[start of Data records]

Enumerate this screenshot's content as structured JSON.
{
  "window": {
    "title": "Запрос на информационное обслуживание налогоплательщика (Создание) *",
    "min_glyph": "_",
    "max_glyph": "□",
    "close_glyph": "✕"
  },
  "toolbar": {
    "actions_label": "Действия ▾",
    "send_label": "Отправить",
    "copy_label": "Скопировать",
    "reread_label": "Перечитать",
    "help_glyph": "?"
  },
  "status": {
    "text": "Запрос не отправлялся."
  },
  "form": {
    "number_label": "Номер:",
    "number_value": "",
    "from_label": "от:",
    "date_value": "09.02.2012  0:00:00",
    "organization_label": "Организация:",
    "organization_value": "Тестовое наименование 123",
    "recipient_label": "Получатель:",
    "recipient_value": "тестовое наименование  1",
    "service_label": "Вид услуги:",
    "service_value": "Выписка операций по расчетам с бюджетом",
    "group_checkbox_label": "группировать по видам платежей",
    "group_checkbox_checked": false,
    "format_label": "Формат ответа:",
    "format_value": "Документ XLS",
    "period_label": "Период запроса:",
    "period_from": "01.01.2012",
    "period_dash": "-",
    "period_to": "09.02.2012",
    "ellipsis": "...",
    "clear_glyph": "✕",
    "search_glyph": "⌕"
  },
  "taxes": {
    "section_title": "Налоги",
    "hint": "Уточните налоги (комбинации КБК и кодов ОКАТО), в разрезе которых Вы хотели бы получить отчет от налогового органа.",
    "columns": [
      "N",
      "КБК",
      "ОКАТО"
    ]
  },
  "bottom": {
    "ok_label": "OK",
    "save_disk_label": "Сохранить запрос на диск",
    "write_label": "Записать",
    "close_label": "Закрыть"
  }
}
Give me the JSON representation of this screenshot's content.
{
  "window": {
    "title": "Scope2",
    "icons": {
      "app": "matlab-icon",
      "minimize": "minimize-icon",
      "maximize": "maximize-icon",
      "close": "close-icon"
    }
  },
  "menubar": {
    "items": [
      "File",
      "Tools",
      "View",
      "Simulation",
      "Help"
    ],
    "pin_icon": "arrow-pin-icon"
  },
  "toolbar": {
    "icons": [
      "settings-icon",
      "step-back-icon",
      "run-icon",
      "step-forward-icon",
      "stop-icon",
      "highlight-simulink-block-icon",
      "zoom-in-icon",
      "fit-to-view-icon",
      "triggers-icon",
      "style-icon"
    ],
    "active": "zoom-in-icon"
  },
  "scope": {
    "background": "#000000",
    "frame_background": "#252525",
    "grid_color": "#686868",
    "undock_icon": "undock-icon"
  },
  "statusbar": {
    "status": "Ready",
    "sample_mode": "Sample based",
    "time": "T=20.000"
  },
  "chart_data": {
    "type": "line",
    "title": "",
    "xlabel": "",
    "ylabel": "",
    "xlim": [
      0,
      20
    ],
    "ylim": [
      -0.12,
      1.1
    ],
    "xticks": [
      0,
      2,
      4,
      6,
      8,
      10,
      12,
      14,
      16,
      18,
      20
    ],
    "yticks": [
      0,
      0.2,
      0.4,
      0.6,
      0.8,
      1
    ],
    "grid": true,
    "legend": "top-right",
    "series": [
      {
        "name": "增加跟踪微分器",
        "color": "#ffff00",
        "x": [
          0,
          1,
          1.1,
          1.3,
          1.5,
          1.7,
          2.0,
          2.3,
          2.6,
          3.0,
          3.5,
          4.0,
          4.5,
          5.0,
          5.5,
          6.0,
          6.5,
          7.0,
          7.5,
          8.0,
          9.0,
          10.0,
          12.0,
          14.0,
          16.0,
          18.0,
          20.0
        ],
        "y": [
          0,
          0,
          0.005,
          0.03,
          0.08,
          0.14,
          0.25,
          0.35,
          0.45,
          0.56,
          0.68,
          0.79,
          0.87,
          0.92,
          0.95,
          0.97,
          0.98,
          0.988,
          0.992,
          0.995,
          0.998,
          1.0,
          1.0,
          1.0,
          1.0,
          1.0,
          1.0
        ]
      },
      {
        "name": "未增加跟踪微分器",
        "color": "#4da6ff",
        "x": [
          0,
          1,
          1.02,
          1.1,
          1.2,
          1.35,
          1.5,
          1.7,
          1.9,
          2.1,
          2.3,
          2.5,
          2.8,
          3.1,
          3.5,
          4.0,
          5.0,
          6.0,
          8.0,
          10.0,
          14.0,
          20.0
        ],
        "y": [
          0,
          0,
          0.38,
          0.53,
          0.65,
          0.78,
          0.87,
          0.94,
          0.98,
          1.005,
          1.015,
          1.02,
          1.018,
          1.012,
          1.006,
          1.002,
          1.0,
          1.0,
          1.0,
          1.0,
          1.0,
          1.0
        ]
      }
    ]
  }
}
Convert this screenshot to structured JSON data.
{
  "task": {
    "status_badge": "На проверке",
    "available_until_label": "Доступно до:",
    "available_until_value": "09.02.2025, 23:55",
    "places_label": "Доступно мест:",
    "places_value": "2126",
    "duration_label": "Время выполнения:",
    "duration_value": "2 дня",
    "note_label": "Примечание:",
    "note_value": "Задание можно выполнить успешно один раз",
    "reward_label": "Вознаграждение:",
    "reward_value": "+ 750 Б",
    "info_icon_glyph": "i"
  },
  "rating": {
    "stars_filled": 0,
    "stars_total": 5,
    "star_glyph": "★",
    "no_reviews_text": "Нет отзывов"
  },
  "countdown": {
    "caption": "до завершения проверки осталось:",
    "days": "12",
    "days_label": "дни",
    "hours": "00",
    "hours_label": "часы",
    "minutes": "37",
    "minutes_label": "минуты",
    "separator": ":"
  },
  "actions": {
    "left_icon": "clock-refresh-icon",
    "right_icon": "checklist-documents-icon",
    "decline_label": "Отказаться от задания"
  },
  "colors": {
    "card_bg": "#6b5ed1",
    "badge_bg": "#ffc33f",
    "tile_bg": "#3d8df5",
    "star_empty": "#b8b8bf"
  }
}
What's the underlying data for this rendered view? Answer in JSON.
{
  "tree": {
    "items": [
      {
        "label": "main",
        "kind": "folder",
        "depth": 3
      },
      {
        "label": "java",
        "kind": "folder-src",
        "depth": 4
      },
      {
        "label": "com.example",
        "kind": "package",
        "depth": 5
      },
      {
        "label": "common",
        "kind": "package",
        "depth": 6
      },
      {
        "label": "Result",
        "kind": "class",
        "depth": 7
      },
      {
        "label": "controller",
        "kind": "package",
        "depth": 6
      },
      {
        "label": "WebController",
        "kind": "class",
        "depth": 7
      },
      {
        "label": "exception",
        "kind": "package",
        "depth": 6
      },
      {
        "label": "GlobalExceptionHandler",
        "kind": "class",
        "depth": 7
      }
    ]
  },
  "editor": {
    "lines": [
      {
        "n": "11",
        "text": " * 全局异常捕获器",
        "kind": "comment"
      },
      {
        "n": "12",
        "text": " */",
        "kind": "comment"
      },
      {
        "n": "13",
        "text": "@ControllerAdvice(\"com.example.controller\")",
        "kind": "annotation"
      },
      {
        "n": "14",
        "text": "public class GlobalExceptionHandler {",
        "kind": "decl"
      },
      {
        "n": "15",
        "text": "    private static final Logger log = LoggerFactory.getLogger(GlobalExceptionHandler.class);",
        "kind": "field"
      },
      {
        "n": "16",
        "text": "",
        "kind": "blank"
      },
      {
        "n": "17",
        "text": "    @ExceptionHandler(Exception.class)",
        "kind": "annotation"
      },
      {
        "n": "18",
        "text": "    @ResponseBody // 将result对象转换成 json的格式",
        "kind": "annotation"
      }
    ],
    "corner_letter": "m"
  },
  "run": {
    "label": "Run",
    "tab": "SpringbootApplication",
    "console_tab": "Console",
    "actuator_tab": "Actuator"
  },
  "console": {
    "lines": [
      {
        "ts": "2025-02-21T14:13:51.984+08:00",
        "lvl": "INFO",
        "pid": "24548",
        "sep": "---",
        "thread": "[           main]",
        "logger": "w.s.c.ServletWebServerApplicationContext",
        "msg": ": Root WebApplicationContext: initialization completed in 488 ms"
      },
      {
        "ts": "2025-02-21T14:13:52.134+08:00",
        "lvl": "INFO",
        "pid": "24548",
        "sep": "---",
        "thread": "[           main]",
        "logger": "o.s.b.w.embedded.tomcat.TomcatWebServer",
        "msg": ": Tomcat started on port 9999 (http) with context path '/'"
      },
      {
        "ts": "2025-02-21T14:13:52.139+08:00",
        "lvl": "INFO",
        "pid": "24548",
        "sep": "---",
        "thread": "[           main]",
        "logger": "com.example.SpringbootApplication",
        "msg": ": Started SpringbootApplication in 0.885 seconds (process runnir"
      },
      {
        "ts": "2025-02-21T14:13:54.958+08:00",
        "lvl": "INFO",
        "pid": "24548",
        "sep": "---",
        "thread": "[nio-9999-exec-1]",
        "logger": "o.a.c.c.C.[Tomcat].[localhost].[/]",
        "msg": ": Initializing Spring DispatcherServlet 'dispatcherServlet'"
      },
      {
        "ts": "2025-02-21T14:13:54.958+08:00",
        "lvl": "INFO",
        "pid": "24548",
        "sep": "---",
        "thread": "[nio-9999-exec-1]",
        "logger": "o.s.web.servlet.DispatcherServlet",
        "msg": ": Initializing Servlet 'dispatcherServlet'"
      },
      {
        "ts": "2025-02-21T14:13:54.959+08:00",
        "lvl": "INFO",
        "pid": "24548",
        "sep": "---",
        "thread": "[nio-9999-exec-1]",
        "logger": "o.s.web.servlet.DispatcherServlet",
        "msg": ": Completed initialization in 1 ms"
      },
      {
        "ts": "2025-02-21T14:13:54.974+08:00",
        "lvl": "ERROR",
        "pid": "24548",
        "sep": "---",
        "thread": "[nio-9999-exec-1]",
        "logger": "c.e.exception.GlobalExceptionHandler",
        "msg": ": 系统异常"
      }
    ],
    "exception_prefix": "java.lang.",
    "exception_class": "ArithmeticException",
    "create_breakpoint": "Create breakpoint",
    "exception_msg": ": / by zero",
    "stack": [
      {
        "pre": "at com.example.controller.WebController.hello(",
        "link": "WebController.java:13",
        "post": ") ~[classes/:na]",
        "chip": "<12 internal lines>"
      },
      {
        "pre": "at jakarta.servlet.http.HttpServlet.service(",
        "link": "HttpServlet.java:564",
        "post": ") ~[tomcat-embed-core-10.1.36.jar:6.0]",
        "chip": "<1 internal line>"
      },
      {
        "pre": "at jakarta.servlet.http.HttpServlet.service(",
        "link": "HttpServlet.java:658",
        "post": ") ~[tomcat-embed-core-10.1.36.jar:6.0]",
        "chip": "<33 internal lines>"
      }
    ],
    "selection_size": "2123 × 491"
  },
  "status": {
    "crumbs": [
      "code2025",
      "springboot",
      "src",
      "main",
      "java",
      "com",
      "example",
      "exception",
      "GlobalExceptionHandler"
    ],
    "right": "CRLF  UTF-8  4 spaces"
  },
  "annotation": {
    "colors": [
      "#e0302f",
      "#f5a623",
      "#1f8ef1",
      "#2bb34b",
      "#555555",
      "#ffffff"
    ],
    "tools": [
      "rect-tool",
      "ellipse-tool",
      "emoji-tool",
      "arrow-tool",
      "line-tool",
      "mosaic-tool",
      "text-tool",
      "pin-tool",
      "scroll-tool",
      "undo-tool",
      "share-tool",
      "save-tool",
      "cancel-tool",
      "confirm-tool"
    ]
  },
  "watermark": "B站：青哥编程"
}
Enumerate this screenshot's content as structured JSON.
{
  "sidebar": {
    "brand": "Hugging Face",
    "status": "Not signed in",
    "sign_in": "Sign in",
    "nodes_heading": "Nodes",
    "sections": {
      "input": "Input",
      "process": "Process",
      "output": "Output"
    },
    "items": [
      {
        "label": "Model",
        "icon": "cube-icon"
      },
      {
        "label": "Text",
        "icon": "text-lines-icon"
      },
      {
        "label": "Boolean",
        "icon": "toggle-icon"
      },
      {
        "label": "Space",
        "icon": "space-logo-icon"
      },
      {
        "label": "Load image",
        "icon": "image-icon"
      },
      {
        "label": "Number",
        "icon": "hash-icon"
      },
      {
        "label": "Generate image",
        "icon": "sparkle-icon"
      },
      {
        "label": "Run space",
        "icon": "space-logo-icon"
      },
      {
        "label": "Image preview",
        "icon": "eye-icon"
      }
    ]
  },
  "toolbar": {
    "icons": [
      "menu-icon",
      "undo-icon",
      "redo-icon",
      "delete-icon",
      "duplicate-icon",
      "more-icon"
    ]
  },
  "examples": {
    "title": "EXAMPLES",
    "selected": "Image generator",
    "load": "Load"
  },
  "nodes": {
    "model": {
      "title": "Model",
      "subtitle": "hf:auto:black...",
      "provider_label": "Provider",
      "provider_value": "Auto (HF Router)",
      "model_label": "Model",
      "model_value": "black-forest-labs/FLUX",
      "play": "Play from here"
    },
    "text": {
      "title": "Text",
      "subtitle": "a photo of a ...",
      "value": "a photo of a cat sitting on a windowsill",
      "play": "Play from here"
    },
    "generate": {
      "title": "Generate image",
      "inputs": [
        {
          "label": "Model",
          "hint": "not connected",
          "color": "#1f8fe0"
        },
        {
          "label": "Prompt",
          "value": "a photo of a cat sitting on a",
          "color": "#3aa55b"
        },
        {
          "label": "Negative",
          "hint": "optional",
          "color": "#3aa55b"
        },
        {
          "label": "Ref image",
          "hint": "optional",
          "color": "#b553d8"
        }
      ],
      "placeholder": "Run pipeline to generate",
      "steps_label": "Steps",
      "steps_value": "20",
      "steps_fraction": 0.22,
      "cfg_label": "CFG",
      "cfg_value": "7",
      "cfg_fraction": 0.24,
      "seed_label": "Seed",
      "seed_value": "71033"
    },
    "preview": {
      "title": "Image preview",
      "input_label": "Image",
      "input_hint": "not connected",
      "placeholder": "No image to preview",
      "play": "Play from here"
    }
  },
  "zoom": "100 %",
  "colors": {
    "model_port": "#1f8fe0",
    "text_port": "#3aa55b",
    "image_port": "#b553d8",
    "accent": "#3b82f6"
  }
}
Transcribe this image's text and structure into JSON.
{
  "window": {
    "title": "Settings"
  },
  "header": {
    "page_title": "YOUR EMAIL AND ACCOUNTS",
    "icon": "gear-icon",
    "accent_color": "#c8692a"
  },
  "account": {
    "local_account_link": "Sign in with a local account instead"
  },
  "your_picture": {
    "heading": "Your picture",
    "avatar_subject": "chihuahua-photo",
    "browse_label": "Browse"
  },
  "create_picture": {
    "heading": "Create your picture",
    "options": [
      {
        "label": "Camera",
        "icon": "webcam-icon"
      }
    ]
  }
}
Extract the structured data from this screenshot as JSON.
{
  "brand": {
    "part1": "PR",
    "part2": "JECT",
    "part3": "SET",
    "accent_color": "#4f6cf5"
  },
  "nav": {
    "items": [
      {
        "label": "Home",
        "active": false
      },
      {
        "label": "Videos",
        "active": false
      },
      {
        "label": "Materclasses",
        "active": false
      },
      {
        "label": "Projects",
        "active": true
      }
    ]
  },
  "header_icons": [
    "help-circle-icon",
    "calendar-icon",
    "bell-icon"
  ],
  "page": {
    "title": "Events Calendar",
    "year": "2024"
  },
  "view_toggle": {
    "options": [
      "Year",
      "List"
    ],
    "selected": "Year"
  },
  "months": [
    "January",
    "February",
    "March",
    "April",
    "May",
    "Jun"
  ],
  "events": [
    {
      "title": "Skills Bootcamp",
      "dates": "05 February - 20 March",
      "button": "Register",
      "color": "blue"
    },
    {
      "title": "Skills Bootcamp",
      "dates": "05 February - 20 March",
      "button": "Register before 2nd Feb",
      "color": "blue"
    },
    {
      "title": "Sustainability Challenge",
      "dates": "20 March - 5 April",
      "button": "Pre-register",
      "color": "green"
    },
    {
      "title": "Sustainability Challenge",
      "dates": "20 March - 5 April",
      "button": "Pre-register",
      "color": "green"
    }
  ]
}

[end of Data records]

What this task involves. List each line holding the string "lines".

Answer to this task.
    "lines": [
    "lines": [
        "chip": "<12 internal lines>"
        "chip": "<33 internal lines>"
        "icon": "text-lines-icon"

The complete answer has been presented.